Show each line from the listing that includes the word "food".

ENTRIES SUPPLIED ▸
BEGIN
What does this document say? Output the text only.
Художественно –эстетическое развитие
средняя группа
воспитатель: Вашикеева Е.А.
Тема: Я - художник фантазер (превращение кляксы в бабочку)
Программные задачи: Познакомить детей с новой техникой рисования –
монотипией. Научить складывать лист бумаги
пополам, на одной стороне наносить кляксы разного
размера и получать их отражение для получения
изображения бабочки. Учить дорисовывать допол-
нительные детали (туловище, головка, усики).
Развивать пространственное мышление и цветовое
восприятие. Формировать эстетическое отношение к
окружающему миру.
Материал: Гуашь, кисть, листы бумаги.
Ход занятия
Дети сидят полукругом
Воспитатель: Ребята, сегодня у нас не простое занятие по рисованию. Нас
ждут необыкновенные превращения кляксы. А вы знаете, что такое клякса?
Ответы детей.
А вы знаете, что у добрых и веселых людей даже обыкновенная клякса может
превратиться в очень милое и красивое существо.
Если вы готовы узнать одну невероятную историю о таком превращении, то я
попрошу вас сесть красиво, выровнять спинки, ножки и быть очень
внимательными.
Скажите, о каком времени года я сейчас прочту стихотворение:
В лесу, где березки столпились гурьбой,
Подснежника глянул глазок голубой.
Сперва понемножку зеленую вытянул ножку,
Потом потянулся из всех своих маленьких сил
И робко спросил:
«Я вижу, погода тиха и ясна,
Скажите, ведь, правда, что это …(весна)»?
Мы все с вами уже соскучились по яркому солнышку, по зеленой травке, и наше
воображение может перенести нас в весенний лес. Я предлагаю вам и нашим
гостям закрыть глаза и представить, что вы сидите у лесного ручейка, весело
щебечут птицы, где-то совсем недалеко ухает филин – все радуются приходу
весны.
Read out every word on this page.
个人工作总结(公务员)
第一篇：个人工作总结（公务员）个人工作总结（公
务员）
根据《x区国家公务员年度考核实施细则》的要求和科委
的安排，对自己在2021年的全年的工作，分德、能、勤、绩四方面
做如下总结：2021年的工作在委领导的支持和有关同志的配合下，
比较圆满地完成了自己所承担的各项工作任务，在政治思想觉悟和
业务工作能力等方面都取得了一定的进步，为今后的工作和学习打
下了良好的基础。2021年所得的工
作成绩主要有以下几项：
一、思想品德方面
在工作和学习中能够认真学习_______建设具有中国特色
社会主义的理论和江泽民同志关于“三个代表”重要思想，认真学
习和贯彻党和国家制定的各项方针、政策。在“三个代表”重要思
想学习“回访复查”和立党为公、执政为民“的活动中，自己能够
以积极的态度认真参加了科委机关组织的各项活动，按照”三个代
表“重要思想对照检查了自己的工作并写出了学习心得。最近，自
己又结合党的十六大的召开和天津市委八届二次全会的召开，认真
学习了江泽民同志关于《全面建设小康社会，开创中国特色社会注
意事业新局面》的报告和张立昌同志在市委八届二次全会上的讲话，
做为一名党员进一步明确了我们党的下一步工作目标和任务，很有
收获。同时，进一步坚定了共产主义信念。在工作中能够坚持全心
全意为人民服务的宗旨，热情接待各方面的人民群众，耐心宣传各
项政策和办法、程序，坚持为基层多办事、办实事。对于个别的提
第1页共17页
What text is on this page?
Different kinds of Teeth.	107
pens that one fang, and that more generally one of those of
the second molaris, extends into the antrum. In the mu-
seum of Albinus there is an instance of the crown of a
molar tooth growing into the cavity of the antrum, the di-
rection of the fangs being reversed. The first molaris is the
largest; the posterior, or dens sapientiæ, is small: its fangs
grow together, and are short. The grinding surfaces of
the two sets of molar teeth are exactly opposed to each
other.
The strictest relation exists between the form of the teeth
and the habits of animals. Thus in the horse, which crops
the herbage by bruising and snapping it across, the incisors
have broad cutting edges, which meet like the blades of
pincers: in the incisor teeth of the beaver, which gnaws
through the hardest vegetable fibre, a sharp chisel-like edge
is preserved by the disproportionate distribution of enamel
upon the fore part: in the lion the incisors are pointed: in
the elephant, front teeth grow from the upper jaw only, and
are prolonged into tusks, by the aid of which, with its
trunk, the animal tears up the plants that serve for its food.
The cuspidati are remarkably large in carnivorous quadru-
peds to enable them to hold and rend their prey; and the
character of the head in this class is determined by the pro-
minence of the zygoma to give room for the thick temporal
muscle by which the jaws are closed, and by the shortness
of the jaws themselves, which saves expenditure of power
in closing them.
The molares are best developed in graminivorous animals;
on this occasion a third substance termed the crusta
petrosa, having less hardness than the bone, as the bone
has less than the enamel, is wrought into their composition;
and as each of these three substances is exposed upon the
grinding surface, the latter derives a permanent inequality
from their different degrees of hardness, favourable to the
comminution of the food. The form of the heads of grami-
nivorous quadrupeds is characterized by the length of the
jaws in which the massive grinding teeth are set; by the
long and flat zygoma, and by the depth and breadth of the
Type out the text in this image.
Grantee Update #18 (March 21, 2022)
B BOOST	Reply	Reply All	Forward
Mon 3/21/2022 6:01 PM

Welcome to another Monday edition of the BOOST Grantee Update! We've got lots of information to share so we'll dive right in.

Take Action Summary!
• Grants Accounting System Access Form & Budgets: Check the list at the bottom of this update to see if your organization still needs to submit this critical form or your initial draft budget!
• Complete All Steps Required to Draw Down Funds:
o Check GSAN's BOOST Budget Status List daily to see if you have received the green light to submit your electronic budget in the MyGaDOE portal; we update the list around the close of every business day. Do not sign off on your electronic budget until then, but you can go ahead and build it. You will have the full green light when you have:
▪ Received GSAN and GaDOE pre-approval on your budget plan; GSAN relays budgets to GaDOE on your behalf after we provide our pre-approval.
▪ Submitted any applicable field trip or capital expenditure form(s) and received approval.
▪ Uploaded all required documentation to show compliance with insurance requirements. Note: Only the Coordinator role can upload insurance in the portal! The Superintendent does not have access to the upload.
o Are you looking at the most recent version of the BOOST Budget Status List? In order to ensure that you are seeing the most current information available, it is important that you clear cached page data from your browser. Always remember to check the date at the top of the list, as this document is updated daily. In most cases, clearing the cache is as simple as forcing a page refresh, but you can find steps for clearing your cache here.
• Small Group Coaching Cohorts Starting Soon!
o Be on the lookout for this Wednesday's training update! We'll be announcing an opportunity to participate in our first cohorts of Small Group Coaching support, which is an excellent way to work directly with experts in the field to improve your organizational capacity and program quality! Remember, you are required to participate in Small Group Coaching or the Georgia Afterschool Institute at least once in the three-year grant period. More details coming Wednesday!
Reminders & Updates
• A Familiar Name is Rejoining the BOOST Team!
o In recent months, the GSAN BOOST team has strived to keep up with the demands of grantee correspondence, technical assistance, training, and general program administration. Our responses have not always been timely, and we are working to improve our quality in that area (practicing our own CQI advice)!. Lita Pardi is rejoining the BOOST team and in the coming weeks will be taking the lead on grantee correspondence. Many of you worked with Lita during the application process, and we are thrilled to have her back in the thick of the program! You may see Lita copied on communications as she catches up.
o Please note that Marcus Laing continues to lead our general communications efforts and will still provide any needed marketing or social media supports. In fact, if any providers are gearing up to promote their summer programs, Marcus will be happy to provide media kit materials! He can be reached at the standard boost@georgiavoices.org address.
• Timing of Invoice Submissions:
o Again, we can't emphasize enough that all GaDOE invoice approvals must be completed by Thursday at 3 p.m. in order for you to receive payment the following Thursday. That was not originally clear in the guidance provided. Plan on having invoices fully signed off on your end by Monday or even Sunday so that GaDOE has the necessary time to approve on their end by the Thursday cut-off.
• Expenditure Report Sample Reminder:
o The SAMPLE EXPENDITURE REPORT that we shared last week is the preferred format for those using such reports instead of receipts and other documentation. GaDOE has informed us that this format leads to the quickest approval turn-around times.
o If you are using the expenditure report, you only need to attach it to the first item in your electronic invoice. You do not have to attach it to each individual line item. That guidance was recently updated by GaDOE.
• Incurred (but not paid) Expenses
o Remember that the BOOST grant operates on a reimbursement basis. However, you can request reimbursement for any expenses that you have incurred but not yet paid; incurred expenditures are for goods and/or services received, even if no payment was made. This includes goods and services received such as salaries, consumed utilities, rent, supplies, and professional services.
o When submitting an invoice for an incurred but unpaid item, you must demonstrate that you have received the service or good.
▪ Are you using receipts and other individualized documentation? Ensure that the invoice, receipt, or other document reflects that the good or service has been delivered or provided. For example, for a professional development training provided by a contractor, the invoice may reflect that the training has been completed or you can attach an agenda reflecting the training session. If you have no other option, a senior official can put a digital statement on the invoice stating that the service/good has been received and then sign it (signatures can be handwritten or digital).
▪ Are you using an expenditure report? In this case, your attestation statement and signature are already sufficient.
END
WRITTEN SOLUTION ▸
trunk, the animal tears up the plants that serve for its food.
comminution of the food. The form of the heads of grami-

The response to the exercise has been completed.